■ **Selected extract**:
[PATCH v3 08/12] fs/resctrl: Make info/kernel_mode writable and identify the bound group
From: Babu Moger
Date: Thu Apr 30 2026 - 19:28:16 EST
info/kernel_mode lists the kernel-mode CLOSID/RMID policies the kernel
supports and the one currently active, but user space has no way to
switch policies or rebind to a different rdtgroup, and the file does
not name the group that owns the kernel CLOSID/RMID.
Make info/kernel_mode writable. The format used by both read and
write is one line per mode:
inherit_ctrl_and_mon:group=none
[global_assign_ctrl_inherit_mon_per_cpu:group=g1//]
global_assign_ctrl_assign_mon_per_cpu:group=none
The active mode is wrapped in "[...]" and ":group=<ctrl>/<mon>/" names
the bound rdtgroup ("//" for the default control group). Inactive
modes report ":group=none". Documented in
Documentation/filesystems/resctrl.rst.
The write path strims input, strips the optional "[...]", validates
the mode against resctrl_kcfg.kmode, and resolves the optional
":group=" suffix via the new helper rdtgroup_by_kmode_path(). An
omitted suffix or an INHERIT-mode write binds to the default group.
On success, rdtgroup_config_kmode_clear() tears down the previous
binding and rdtgroup_config_kmode() programs the new one before
resctrl_kcfg.k_rdtgrp and resctrl_kcfg.kmode_cur are updated under
rdtgroup_mutex. Allocation failures in the helpers are propagated so
the write fails atomically.
Add struct rdtgroup fields kmode and kmode_cpu_mask to track the
per-group binding.

Part of a data file

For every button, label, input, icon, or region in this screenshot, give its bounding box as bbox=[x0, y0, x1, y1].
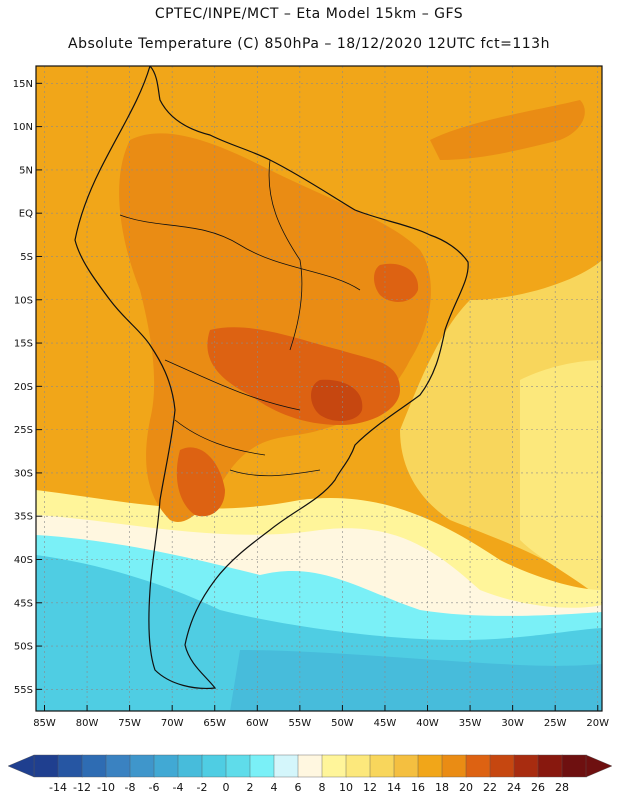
colorbar-swatch bbox=[33, 754, 59, 778]
colorbar-swatch bbox=[441, 754, 467, 778]
colorbar-tick-label: -2 bbox=[197, 781, 208, 794]
lat-label: 25S bbox=[14, 425, 33, 436]
colorbar-tick-label: 24 bbox=[507, 781, 521, 794]
field-hottest bbox=[311, 379, 363, 422]
lon-label: 65W bbox=[203, 718, 226, 729]
lon-label: 30W bbox=[501, 718, 524, 729]
lat-label: 5N bbox=[19, 165, 33, 176]
lat-label: 30S bbox=[14, 468, 33, 479]
colorbar: -14 -12 -10 -8 -6 -4 -2 0 2 4 6 8 10 12 14 16 18 20 22 24 26… bbox=[7, 754, 613, 794]
lon-label: 85W bbox=[33, 718, 56, 729]
field-very-hot-south bbox=[176, 447, 225, 517]
colorbar-swatch bbox=[321, 754, 347, 778]
lon-label: 45W bbox=[374, 718, 397, 729]
lon-label: 55W bbox=[289, 718, 312, 729]
colorbar-swatch bbox=[537, 754, 563, 778]
colorbar-tick-label: 18 bbox=[435, 781, 449, 794]
colorbar-swatch bbox=[249, 754, 275, 778]
lon-label: 80W bbox=[76, 718, 99, 729]
temperature-field bbox=[36, 66, 602, 711]
longitude-labels: 85W 80W 75W 70W 65W 60W 55W 50W 45W 40W 35W 30W 25W 2… bbox=[33, 705, 609, 729]
colorbar-swatch bbox=[465, 754, 491, 778]
colorbar-swatch bbox=[393, 754, 419, 778]
colorbar-tick-label: 12 bbox=[363, 781, 377, 794]
lon-label: 40W bbox=[416, 718, 439, 729]
colorbar-tick-label: 28 bbox=[555, 781, 569, 794]
colorbar-tick-label: -10 bbox=[97, 781, 115, 794]
lat-label: 55S bbox=[14, 685, 33, 696]
colorbar-swatch bbox=[201, 754, 227, 778]
colorbar-tick-label: -6 bbox=[149, 781, 160, 794]
colorbar-swatch bbox=[57, 754, 83, 778]
lon-label: 75W bbox=[118, 718, 141, 729]
latitude-labels: 15N 10N 5N EQ 5S 10S 15S 20S 25S 30S 35S 40S 45S 50S 5… bbox=[13, 79, 42, 696]
colorbar-tick-label: 4 bbox=[271, 781, 278, 794]
lat-label: 35S bbox=[14, 512, 33, 523]
lat-label: 10S bbox=[14, 295, 33, 306]
lat-label: 15N bbox=[13, 79, 33, 90]
colorbar-swatch bbox=[153, 754, 179, 778]
lon-label: 35W bbox=[459, 718, 482, 729]
map-title: CPTEC/INPE/MCT – Eta Model 15km – GFS bbox=[154, 6, 464, 22]
colorbar-swatch bbox=[225, 754, 251, 778]
lat-label: 50S bbox=[14, 642, 33, 653]
colorbar-min-arrow bbox=[7, 754, 35, 778]
colorbar-tick-label: 20 bbox=[459, 781, 473, 794]
colorbar-swatch bbox=[177, 754, 203, 778]
lat-label: 5S bbox=[20, 252, 33, 263]
country-borders bbox=[119, 159, 361, 477]
lat-label: 45S bbox=[14, 598, 33, 609]
colorbar-tick-label: 26 bbox=[531, 781, 545, 794]
colorbar-tick-label: 14 bbox=[387, 781, 401, 794]
lon-label: 60W bbox=[246, 718, 269, 729]
colorbar-tick-label: 6 bbox=[295, 781, 302, 794]
colorbar-tick-label: 8 bbox=[319, 781, 326, 794]
colorbar-tick-label: -14 bbox=[49, 781, 67, 794]
colorbar-max-arrow bbox=[585, 754, 613, 778]
colorbar-swatch bbox=[105, 754, 131, 778]
field-cold-3 bbox=[230, 650, 602, 711]
lat-label: 40S bbox=[14, 555, 33, 566]
colorbar-swatch bbox=[81, 754, 107, 778]
colorbar-swatch bbox=[273, 754, 299, 778]
lat-label: 20S bbox=[14, 382, 33, 393]
colorbar-swatch bbox=[369, 754, 395, 778]
graticule bbox=[36, 66, 602, 711]
colorbar-tick-label: -12 bbox=[73, 781, 91, 794]
lon-label: 50W bbox=[331, 718, 354, 729]
colorbar-swatch bbox=[297, 754, 323, 778]
plot-frame bbox=[35, 65, 603, 712]
colorbar-tick-label: 2 bbox=[247, 781, 254, 794]
map-subtitle: Absolute Temperature (C) 850hPa – 18/12/… bbox=[68, 36, 550, 52]
colorbar-tick-label: -8 bbox=[125, 781, 136, 794]
lon-label: 20W bbox=[586, 718, 609, 729]
colorbar-swatch bbox=[513, 754, 539, 778]
colorbar-tick-label: 22 bbox=[483, 781, 497, 794]
lat-label: EQ bbox=[19, 209, 33, 220]
colorbar-tick-label: 10 bbox=[339, 781, 353, 794]
colorbar-swatch bbox=[417, 754, 443, 778]
lon-label: 25W bbox=[544, 718, 567, 729]
field-hot-interior bbox=[119, 133, 431, 522]
lat-label: 15S bbox=[14, 339, 33, 350]
colorbar-swatch bbox=[129, 754, 155, 778]
colorbar-swatch bbox=[345, 754, 371, 778]
field-mild-east-2 bbox=[520, 360, 602, 600]
colorbar-tick-label: -4 bbox=[173, 781, 184, 794]
lon-label: 70W bbox=[161, 718, 184, 729]
colorbar-tick-label: 0 bbox=[223, 781, 230, 794]
coastline bbox=[74, 66, 469, 690]
field-warm-north-ocean bbox=[430, 100, 585, 160]
colorbar-swatch bbox=[489, 754, 515, 778]
colorbar-swatch bbox=[561, 754, 587, 778]
lat-label: 10N bbox=[13, 122, 33, 133]
colorbar-tick-label: 16 bbox=[411, 781, 425, 794]
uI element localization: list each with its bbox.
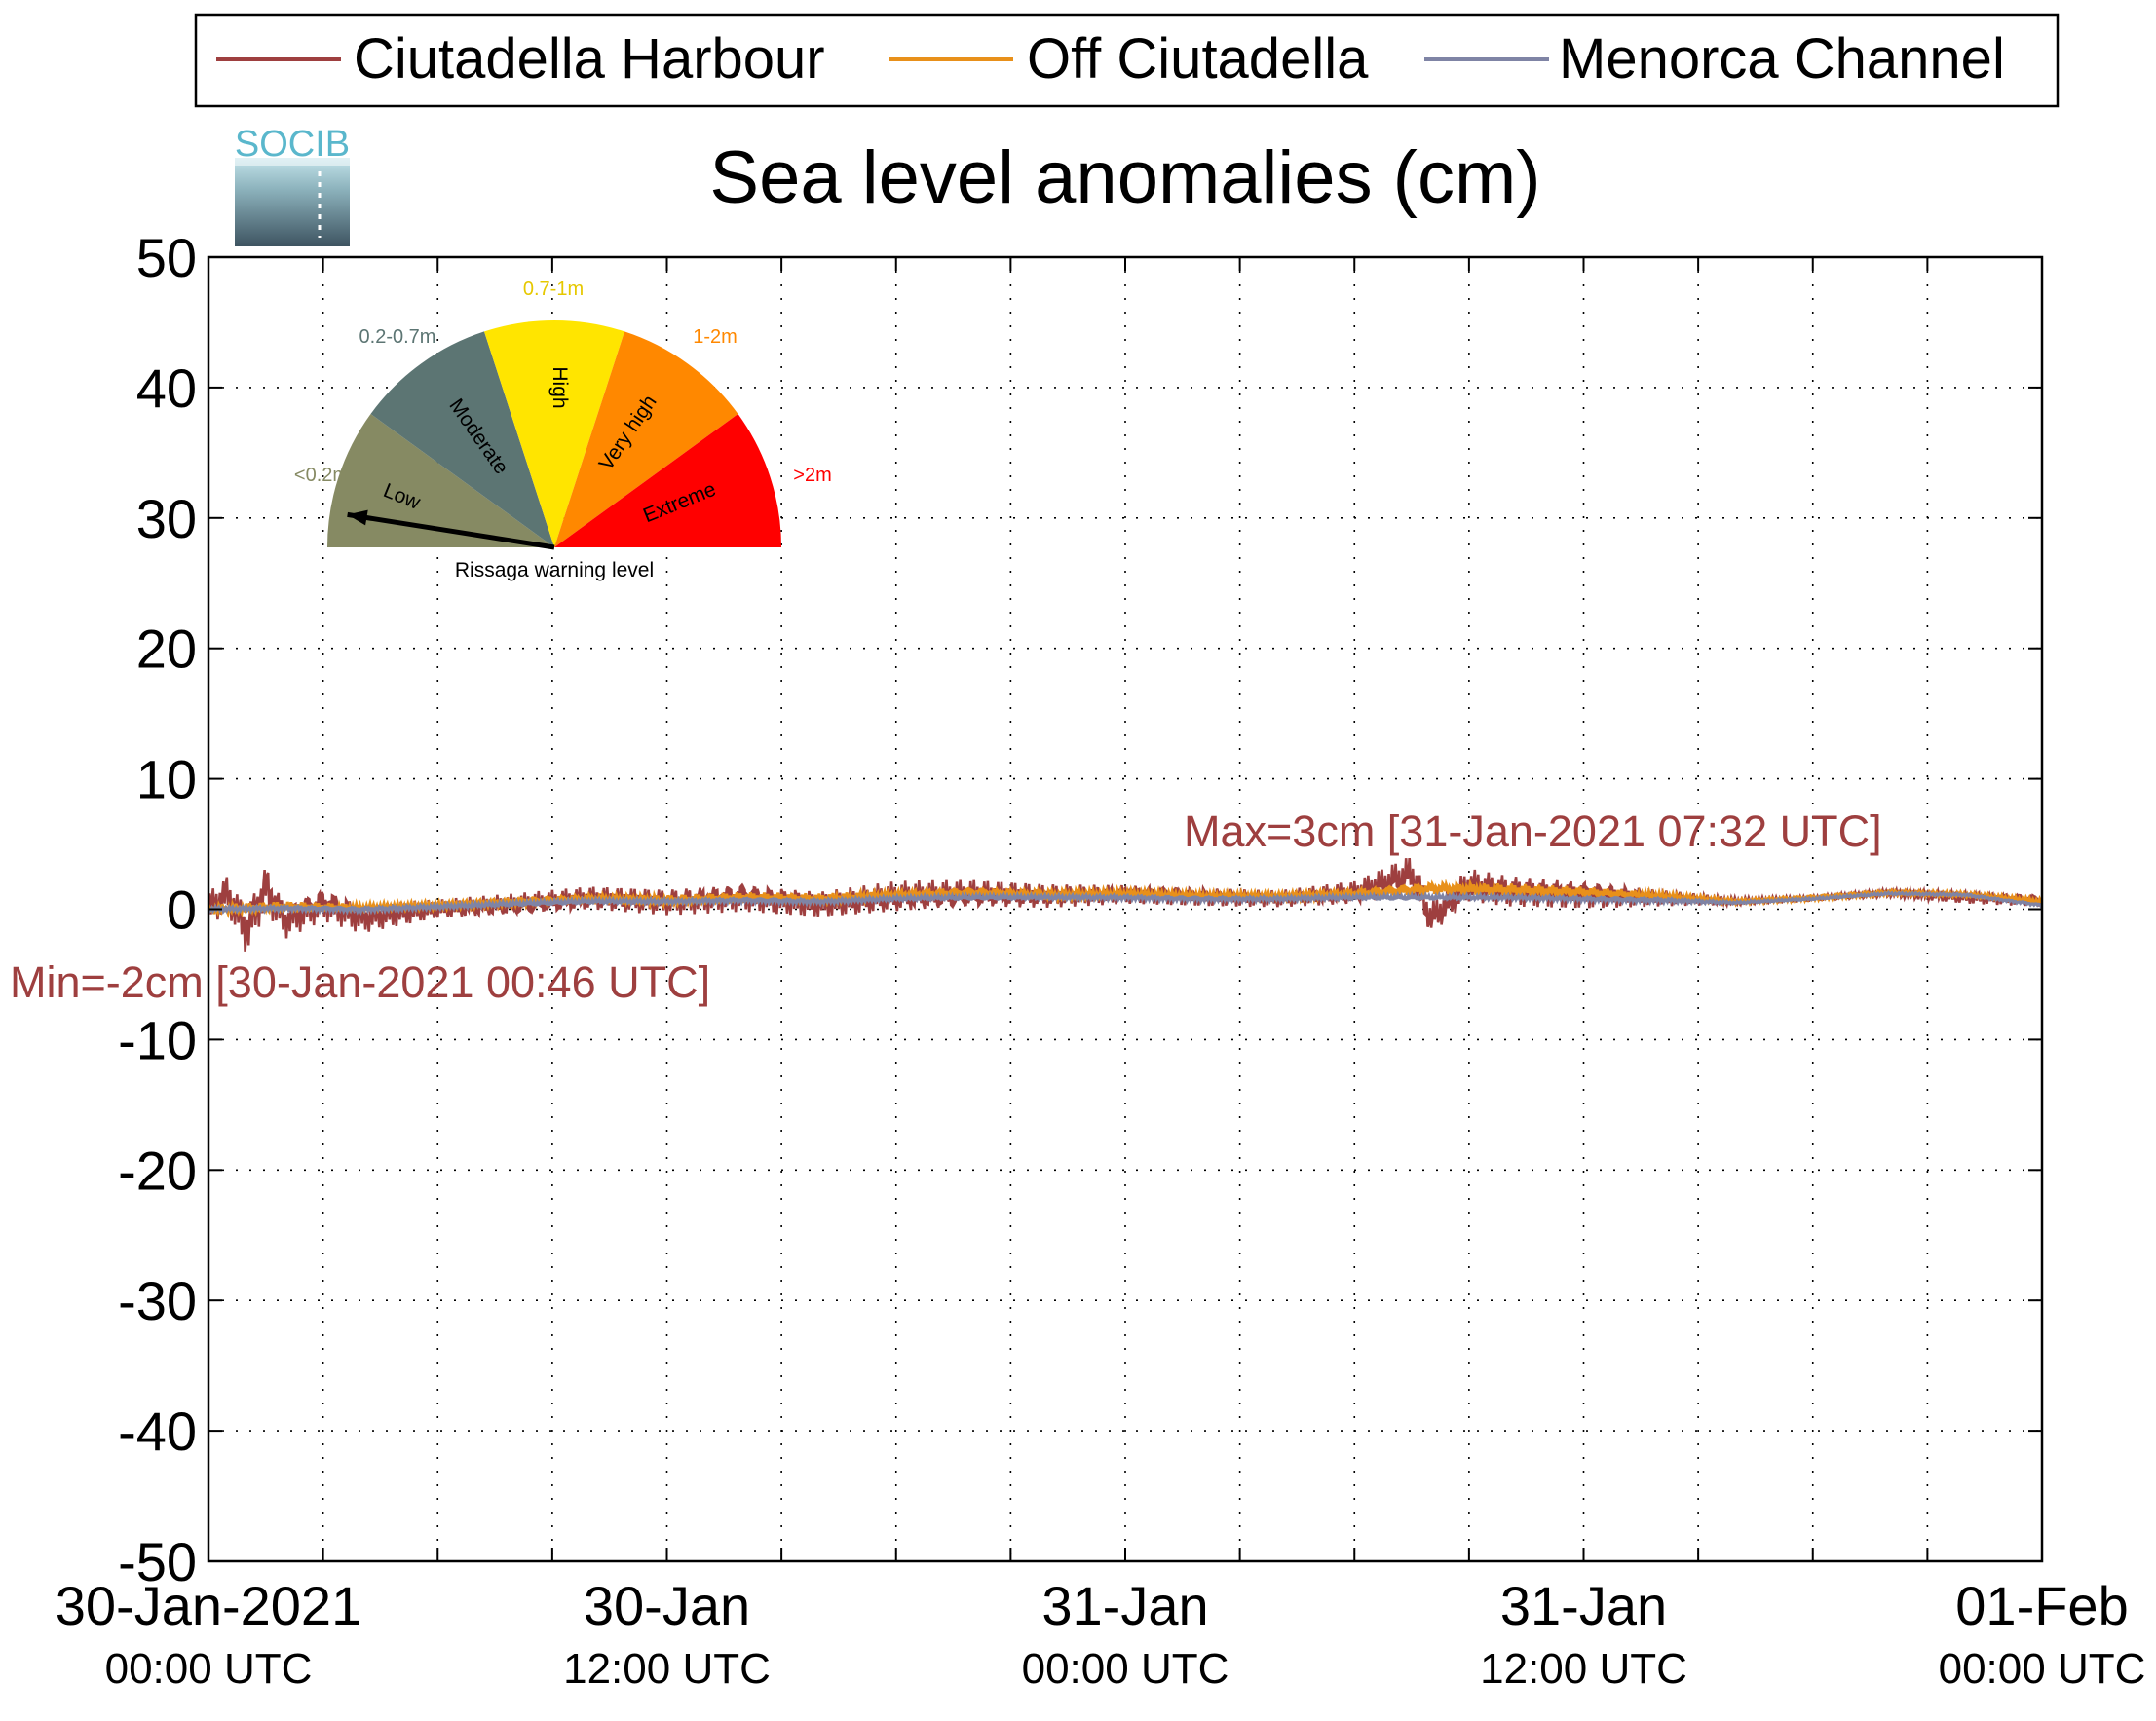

■ **Exercise instructions**:
• a. Name every mode that appears in the sample format lines of the patch description.
• b. According to the patch description, what do inactive modes report?
• c. Return the portion of the patch description that starts at the words "The write path" and ends after "per-group binding.", copied word for word.
The records are separate material with no connection to the patch description.

■ **Answers to each task**:
• a.
inherit_ctrl_and_mon
global_assign_ctrl_inherit_mon_per_cpu
global_assign_ctrl_assign_mon_per_cpu

• b. They report ":group=none".

• c.
The write path strims input, strips the optional "[...]", validates
the mode against resctrl_kcfg.kmode, and resolves the optional
":group=" suffix via the new helper rdtgroup_by_kmode_path(). An
omitted suffix or an INHERIT-mode write binds to the default group.
On success, rdtgroup_config_kmode_clear() tears down the previous
binding and rdtgroup_config_kmode() programs the new one before
resctrl_kcfg.k_rdtgrp and resctrl_kcfg.kmode_cur are updated under
rdtgroup_mutex. Allocation failures in the helpers are propagated so
the write fails atomically.
Add struct rdtgroup fields kmode and kmode_cpu_mask to track the
per-group binding.